Required task
Find the lines holding the word "gradient" and collect them.

Provided data
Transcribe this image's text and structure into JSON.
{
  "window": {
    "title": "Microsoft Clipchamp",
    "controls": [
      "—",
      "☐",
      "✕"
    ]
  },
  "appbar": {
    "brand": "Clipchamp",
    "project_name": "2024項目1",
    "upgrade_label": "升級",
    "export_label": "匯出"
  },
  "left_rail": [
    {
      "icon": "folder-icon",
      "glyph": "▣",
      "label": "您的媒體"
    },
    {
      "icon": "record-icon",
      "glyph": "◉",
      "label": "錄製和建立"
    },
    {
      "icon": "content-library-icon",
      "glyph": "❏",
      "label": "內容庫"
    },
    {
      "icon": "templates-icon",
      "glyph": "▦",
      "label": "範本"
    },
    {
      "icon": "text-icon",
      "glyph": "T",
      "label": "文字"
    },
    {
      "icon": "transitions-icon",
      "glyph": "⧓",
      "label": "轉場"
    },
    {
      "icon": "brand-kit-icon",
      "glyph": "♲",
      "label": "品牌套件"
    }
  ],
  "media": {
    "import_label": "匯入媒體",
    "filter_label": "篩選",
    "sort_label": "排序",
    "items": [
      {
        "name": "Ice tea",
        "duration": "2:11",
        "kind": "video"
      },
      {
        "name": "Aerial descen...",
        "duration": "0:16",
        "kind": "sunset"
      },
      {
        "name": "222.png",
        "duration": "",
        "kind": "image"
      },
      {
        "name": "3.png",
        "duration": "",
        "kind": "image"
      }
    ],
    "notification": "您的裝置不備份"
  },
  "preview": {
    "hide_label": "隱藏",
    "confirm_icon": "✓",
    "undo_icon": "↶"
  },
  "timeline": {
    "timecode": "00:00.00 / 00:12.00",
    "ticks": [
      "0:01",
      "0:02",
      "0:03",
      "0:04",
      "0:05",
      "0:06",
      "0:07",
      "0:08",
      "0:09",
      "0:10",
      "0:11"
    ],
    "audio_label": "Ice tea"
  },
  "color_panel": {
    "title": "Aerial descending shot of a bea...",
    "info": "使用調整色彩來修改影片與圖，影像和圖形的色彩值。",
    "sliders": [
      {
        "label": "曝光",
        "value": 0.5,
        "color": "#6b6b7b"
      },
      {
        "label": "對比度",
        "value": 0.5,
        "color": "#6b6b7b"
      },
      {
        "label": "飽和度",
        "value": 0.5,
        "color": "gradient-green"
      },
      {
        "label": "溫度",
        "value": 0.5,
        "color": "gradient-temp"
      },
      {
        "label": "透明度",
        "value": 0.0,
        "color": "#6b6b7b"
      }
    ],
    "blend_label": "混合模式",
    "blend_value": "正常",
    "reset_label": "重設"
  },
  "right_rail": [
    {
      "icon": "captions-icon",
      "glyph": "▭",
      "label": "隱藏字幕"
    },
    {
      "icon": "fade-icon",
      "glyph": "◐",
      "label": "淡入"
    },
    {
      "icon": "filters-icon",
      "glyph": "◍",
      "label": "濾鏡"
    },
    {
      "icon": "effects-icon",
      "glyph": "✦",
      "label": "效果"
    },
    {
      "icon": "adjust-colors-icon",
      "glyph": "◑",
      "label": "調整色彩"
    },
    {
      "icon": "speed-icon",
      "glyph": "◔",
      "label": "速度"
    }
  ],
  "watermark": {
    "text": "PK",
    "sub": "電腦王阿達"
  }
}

Finished task
        "color": "gradient-green"
        "color": "gradient-temp"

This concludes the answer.